[Dataset excerpts]
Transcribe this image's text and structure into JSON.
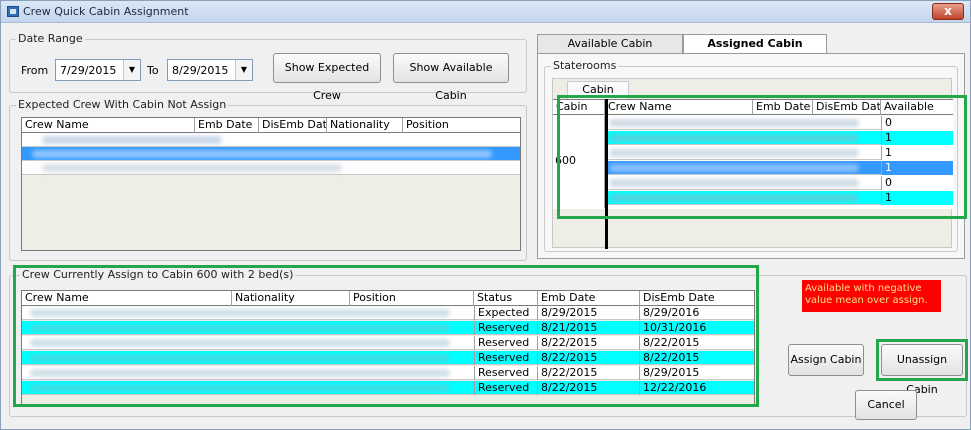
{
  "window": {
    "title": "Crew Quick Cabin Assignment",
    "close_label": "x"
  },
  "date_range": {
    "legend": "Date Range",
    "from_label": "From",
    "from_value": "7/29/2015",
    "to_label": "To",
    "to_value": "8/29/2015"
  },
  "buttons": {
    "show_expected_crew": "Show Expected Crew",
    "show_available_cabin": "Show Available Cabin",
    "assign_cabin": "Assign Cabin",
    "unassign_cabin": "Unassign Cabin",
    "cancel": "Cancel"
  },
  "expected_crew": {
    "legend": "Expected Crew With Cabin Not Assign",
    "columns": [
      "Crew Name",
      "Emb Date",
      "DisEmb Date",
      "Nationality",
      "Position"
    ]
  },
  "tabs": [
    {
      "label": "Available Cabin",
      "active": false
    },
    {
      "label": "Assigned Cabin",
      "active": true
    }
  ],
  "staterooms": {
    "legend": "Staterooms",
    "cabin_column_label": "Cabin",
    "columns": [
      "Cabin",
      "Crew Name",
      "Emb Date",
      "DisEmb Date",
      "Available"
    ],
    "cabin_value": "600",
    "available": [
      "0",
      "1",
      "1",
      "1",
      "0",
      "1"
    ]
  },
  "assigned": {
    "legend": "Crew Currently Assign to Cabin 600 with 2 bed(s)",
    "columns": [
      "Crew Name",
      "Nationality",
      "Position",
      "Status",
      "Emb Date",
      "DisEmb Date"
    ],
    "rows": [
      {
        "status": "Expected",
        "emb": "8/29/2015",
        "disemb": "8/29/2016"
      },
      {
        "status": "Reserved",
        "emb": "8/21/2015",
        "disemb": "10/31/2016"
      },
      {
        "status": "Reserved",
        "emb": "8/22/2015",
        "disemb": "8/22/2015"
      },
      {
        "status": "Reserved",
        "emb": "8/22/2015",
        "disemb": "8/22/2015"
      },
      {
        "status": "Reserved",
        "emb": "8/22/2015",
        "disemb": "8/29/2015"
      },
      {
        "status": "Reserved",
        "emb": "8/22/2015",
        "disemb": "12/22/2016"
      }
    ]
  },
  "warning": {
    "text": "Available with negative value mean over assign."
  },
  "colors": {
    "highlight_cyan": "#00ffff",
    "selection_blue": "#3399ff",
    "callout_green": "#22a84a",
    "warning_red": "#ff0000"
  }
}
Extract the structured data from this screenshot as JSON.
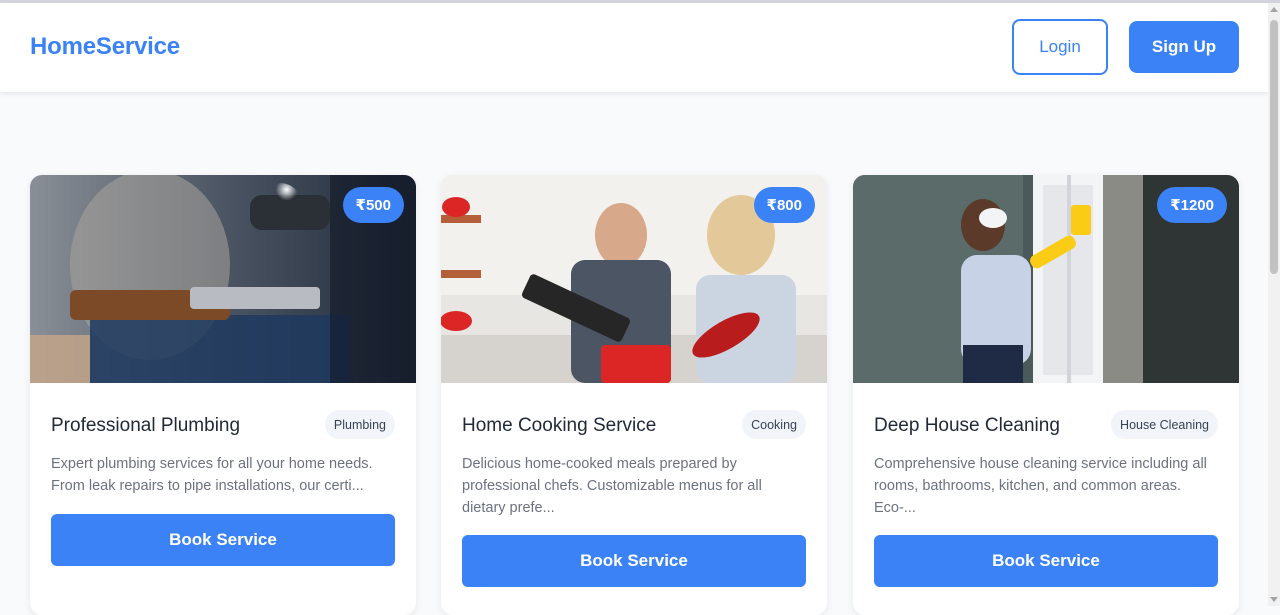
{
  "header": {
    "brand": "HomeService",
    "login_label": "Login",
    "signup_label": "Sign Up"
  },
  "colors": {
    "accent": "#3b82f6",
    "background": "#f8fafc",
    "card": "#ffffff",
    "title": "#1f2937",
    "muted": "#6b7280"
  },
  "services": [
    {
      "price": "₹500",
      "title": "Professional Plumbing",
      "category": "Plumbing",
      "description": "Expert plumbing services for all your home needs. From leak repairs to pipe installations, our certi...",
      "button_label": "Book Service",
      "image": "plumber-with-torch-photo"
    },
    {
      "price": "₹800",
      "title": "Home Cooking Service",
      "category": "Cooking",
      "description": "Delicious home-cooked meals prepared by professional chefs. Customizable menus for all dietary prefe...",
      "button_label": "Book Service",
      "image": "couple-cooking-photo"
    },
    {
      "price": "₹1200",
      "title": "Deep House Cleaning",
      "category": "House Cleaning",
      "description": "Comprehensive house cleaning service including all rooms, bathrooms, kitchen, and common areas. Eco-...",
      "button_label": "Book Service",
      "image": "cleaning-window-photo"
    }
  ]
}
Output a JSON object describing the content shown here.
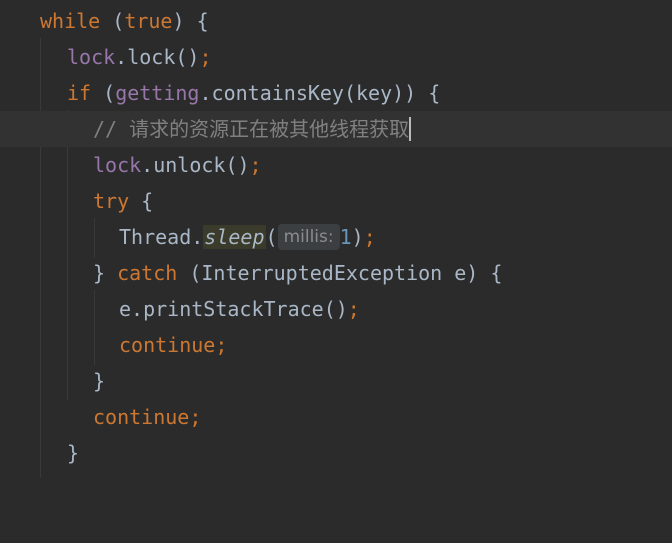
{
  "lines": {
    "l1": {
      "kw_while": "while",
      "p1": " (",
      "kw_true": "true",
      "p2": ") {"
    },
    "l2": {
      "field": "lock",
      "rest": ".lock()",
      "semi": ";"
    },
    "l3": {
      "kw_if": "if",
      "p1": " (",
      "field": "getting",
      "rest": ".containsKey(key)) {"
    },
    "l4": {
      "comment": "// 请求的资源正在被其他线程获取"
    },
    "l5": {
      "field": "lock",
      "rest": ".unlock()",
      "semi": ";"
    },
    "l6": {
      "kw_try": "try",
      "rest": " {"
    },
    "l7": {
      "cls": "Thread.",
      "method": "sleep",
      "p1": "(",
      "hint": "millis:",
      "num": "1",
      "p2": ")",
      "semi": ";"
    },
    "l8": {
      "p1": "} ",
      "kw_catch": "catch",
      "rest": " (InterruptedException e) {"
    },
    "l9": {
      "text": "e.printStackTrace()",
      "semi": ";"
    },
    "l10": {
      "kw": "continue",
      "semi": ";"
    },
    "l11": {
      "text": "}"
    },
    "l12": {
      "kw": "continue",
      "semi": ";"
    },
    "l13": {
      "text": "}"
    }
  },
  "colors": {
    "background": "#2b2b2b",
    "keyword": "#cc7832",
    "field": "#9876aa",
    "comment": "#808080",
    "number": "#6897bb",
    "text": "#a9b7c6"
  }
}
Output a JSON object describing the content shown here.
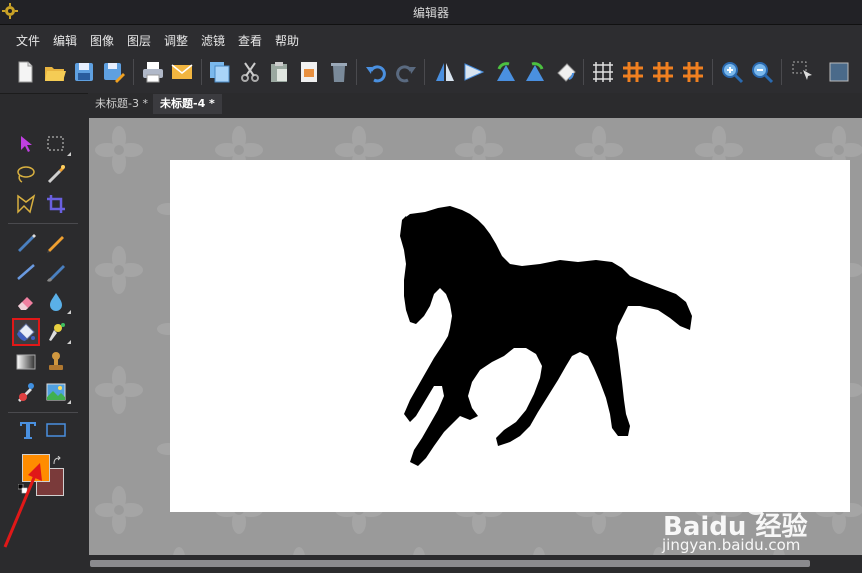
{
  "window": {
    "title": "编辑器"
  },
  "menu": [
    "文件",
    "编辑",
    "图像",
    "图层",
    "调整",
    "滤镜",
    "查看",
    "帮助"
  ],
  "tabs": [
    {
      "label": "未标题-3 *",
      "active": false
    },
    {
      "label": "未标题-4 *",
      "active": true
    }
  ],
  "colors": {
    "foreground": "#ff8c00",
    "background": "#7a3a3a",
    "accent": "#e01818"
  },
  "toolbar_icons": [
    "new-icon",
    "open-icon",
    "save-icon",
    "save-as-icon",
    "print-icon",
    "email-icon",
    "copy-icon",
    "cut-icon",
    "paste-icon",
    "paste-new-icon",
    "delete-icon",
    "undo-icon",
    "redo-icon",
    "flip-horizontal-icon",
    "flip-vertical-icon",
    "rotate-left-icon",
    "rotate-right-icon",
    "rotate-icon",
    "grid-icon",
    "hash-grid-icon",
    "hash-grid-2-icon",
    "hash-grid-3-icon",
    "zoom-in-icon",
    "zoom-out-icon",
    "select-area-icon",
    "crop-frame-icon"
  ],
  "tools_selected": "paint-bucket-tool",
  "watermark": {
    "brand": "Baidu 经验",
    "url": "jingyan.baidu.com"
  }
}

- GIVEN TASK -
Would you return the data exactly as written, without the pictures?

- REPLY TO THE EXERCISE -
Transcribe this image's text and structure into JSON.
{
  "window": {
    "title": "Crew Quick Cabin Assignment",
    "close_label": "x"
  },
  "date_range": {
    "legend": "Date Range",
    "from_label": "From",
    "from_value": "7/29/2015",
    "to_label": "To",
    "to_value": "8/29/2015"
  },
  "buttons": {
    "show_expected_crew": "Show Expected Crew",
    "show_available_cabin": "Show Available Cabin",
    "assign_cabin": "Assign Cabin",
    "unassign_cabin": "Unassign Cabin",
    "cancel": "Cancel"
  },
  "expected_crew": {
    "legend": "Expected Crew With Cabin Not Assign",
    "columns": [
      "Crew Name",
      "Emb Date",
      "DisEmb Date",
      "Nationality",
      "Position"
    ]
  },
  "tabs": [
    {
      "label": "Available Cabin",
      "active": false
    },
    {
      "label": "Assigned Cabin",
      "active": true
    }
  ],
  "staterooms": {
    "legend": "Staterooms",
    "cabin_column_label": "Cabin",
    "columns": [
      "Cabin",
      "Crew Name",
      "Emb Date",
      "DisEmb Date",
      "Available"
    ],
    "cabin_value": "600",
    "available": [
      "0",
      "1",
      "1",
      "1",
      "0",
      "1"
    ]
  },
  "assigned": {
    "legend": "Crew Currently Assign to Cabin 600 with 2 bed(s)",
    "columns": [
      "Crew Name",
      "Nationality",
      "Position",
      "Status",
      "Emb Date",
      "DisEmb Date"
    ],
    "rows": [
      {
        "status": "Expected",
        "emb": "8/29/2015",
        "disemb": "8/29/2016"
      },
      {
        "status": "Reserved",
        "emb": "8/21/2015",
        "disemb": "10/31/2016"
      },
      {
        "status": "Reserved",
        "emb": "8/22/2015",
        "disemb": "8/22/2015"
      },
      {
        "status": "Reserved",
        "emb": "8/22/2015",
        "disemb": "8/22/2015"
      },
      {
        "status": "Reserved",
        "emb": "8/22/2015",
        "disemb": "8/29/2015"
      },
      {
        "status": "Reserved",
        "emb": "8/22/2015",
        "disemb": "12/22/2016"
      }
    ]
  },
  "warning": {
    "text": "Available with negative value mean over assign."
  },
  "colors": {
    "highlight_cyan": "#00ffff",
    "selection_blue": "#3399ff",
    "callout_green": "#22a84a",
    "warning_red": "#ff0000"
  }
}
Extract the structured data from this screenshot as JSON.
{
  "header": {
    "brand": "HomeService",
    "login_label": "Login",
    "signup_label": "Sign Up"
  },
  "colors": {
    "accent": "#3b82f6",
    "background": "#f8fafc",
    "card": "#ffffff",
    "title": "#1f2937",
    "muted": "#6b7280"
  },
  "services": [
    {
      "price": "₹500",
      "title": "Professional Plumbing",
      "category": "Plumbing",
      "description": "Expert plumbing services for all your home needs. From leak repairs to pipe installations, our certi...",
      "button_label": "Book Service",
      "image": "plumber-with-torch-photo"
    },
    {
      "price": "₹800",
      "title": "Home Cooking Service",
      "category": "Cooking",
      "description": "Delicious home-cooked meals prepared by professional chefs. Customizable menus for all dietary prefe...",
      "button_label": "Book Service",
      "image": "couple-cooking-photo"
    },
    {
      "price": "₹1200",
      "title": "Deep House Cleaning",
      "category": "House Cleaning",
      "description": "Comprehensive house cleaning service including all rooms, bathrooms, kitchen, and common areas. Eco-...",
      "button_label": "Book Service",
      "image": "cleaning-window-photo"
    }
  ]
}
Output a JSON object describing the content shown here.
{
  "lines": {
    "l1": {
      "kw_while": "while",
      "p1": " (",
      "kw_true": "true",
      "p2": ") {"
    },
    "l2": {
      "field": "lock",
      "rest": ".lock()",
      "semi": ";"
    },
    "l3": {
      "kw_if": "if",
      "p1": " (",
      "field": "getting",
      "rest": ".containsKey(key)) {"
    },
    "l4": {
      "comment": "// 请求的资源正在被其他线程获取"
    },
    "l5": {
      "field": "lock",
      "rest": ".unlock()",
      "semi": ";"
    },
    "l6": {
      "kw_try": "try",
      "rest": " {"
    },
    "l7": {
      "cls": "Thread.",
      "method": "sleep",
      "p1": "(",
      "hint": "millis:",
      "num": "1",
      "p2": ")",
      "semi": ";"
    },
    "l8": {
      "p1": "} ",
      "kw_catch": "catch",
      "rest": " (InterruptedException e) {"
    },
    "l9": {
      "text": "e.printStackTrace()",
      "semi": ";"
    },
    "l10": {
      "kw": "continue",
      "semi": ";"
    },
    "l11": {
      "text": "}"
    },
    "l12": {
      "kw": "continue",
      "semi": ";"
    },
    "l13": {
      "text": "}"
    }
  },
  "colors": {
    "background": "#2b2b2b",
    "keyword": "#cc7832",
    "field": "#9876aa",
    "comment": "#808080",
    "number": "#6897bb",
    "text": "#a9b7c6"
  }
}
Output a JSON object describing the content shown here.
{
  "window": {
    "title": "编辑器"
  },
  "menu": [
    "文件",
    "编辑",
    "图像",
    "图层",
    "调整",
    "滤镜",
    "查看",
    "帮助"
  ],
  "tabs": [
    {
      "label": "未标题-3 *",
      "active": false
    },
    {
      "label": "未标题-4 *",
      "active": true
    }
  ],
  "colors": {
    "foreground": "#ff8c00",
    "background": "#7a3a3a",
    "accent": "#e01818"
  },
  "toolbar_icons": [
    "new-icon",
    "open-icon",
    "save-icon",
    "save-as-icon",
    "print-icon",
    "email-icon",
    "copy-icon",
    "cut-icon",
    "paste-icon",
    "paste-new-icon",
    "delete-icon",
    "undo-icon",
    "redo-icon",
    "flip-horizontal-icon",
    "flip-vertical-icon",
    "rotate-left-icon",
    "rotate-right-icon",
    "rotate-icon",
    "grid-icon",
    "hash-grid-icon",
    "hash-grid-2-icon",
    "hash-grid-3-icon",
    "zoom-in-icon",
    "zoom-out-icon",
    "select-area-icon",
    "crop-frame-icon"
  ],
  "tools_selected": "paint-bucket-tool",
  "watermark": {
    "brand": "Baidu 经验",
    "url": "jingyan.baidu.com"
  }
}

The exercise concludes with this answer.